• **Trecho da página**:
-=-=-=-=-
Talvez uma tentativa tola de desmistificar a ojeriza que alguns tem à bossa-nova (ou aos intérpretes que usam os tiques característicos
da batida).
Relendo o livro do Caetano Veloso doze anos após a primeira leitura, encontrei alguns parágrafos
esclarecedores e, tirando alguns fatos que julguei desimportantes, alinhavei
alguns trechos que julguei relevantes para uma audição isenta desse belo
momento da música brasileira.
As gravações citadas pelo Caetano e mais algumas que achei interessantes pois não acho que sejam dispensáveis; vale a pena prestar atenção ao arranjo de cordas na gravação do João
Gilberto, meio canção-norte-americana-da-década-de-40,
de autoria do alemão Klaus Ogerman (ou: como um quase-bolero, vira um
grande samba).
-=-=-=-=-
• **Dados apresentados**:
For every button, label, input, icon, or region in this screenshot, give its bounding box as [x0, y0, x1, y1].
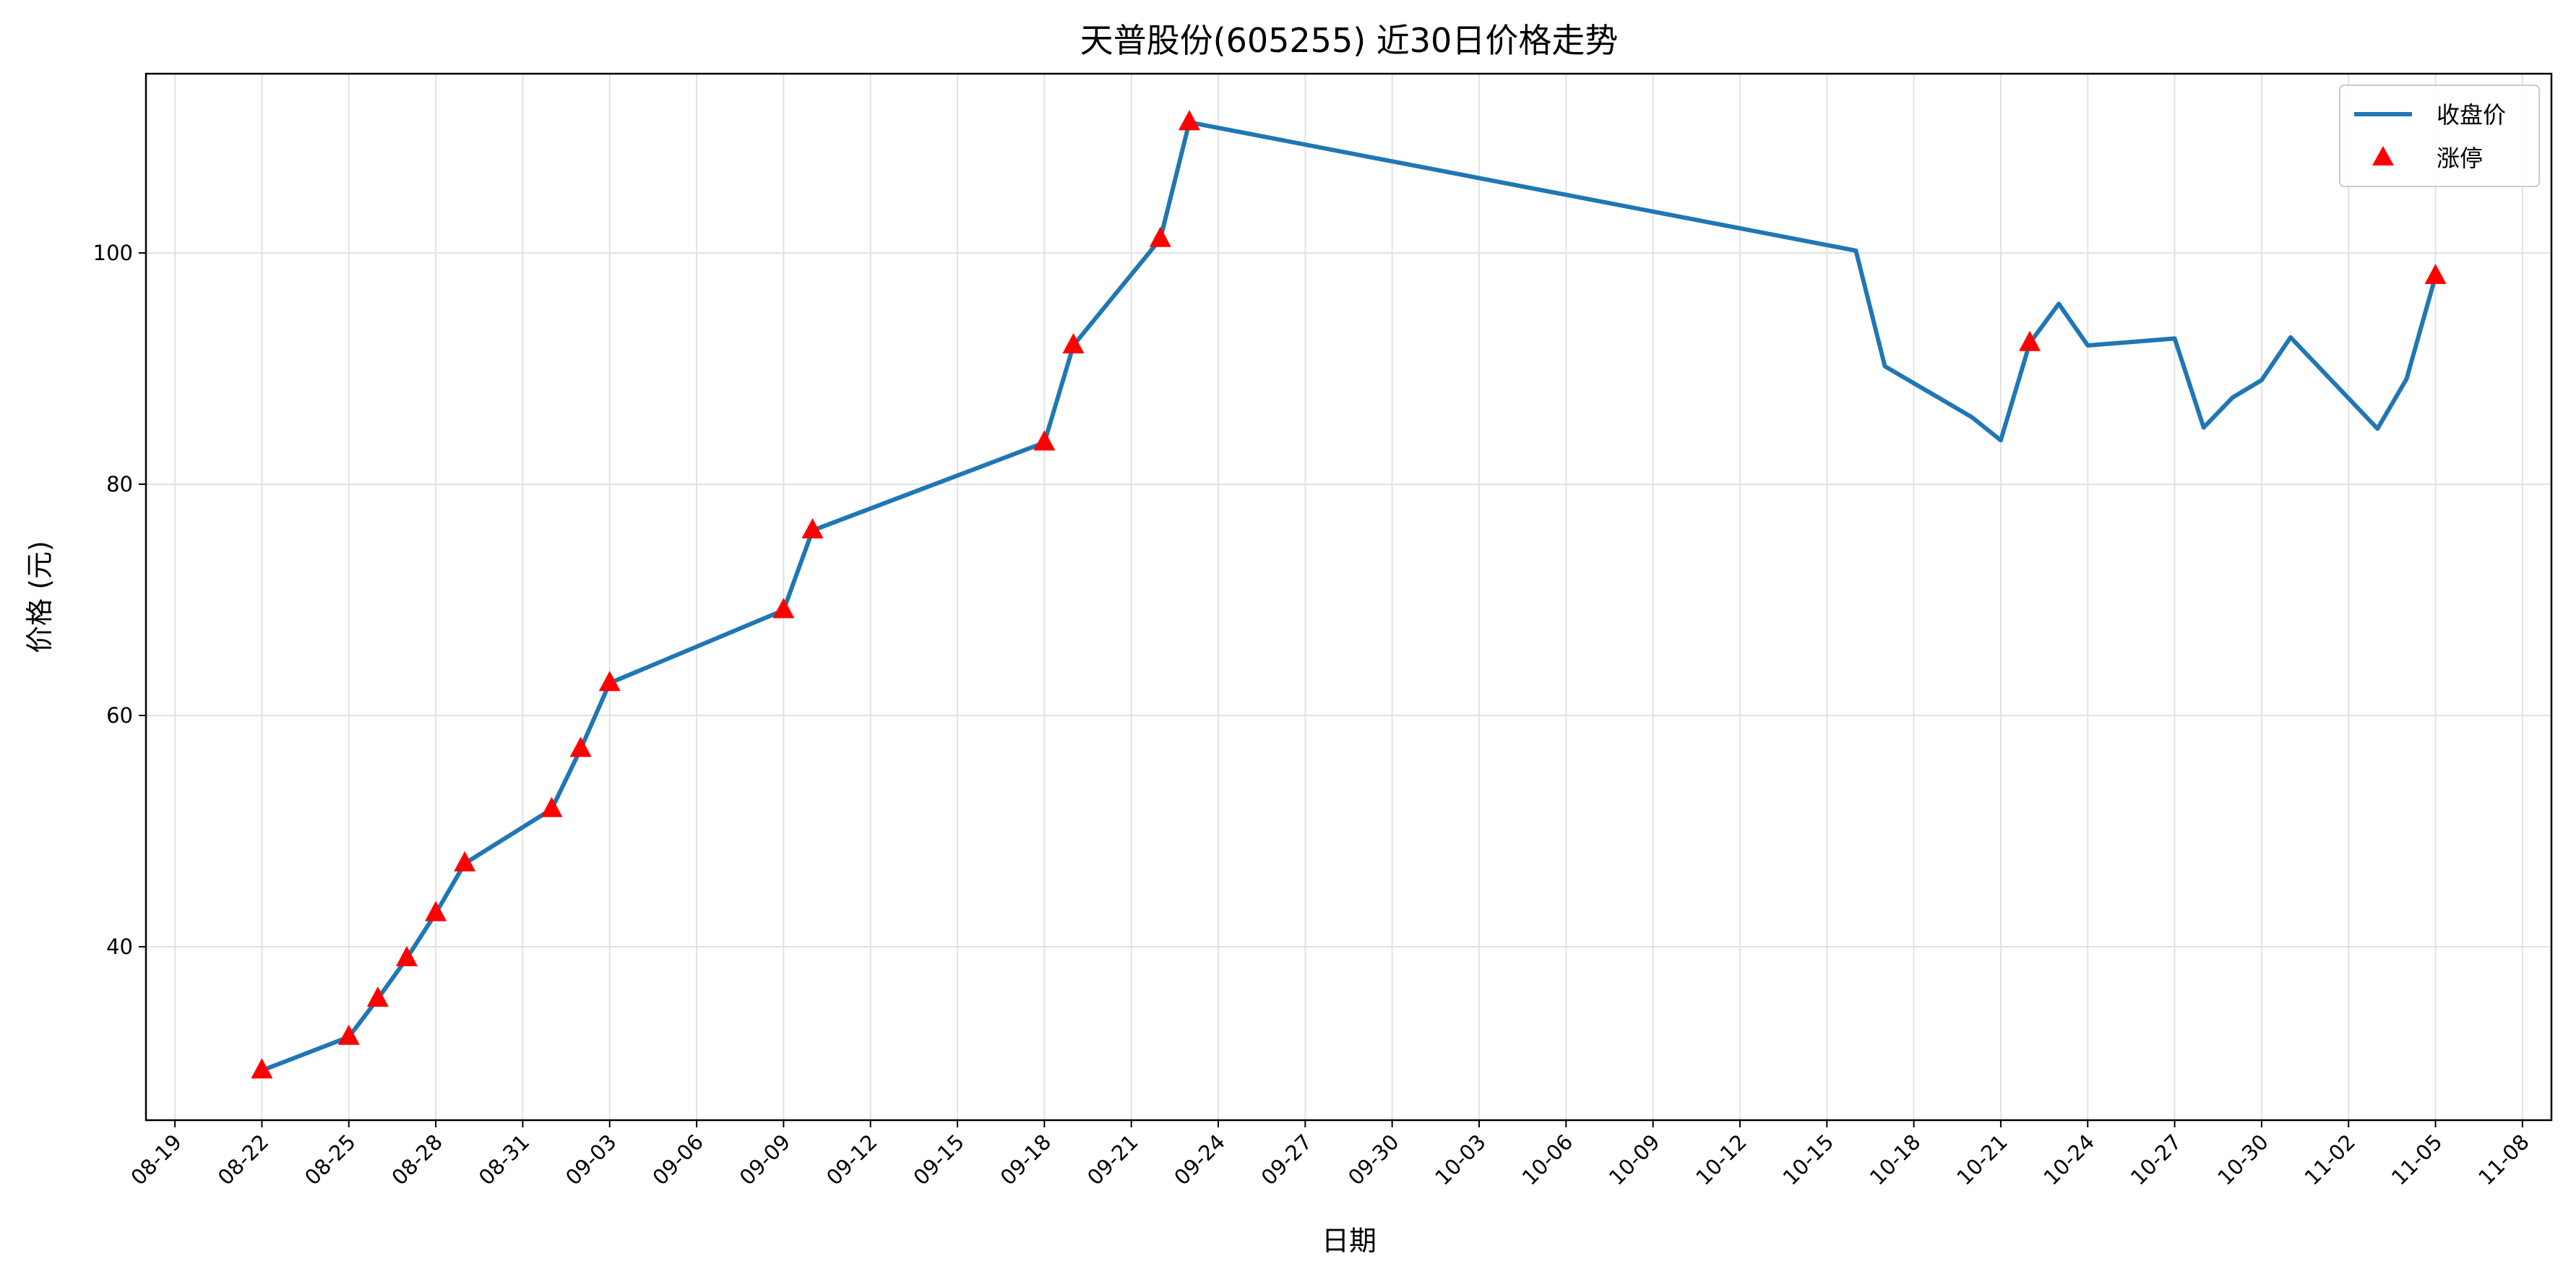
-=-=-=-=-
No trecho sobre a bossa-nova, quanto tempo depois da primeira leitura o livro de Caetano Veloso foi relido? A listagem é um material independente do trecho da página.

• **Solução do problema**:
Doze anos após a primeira leitura.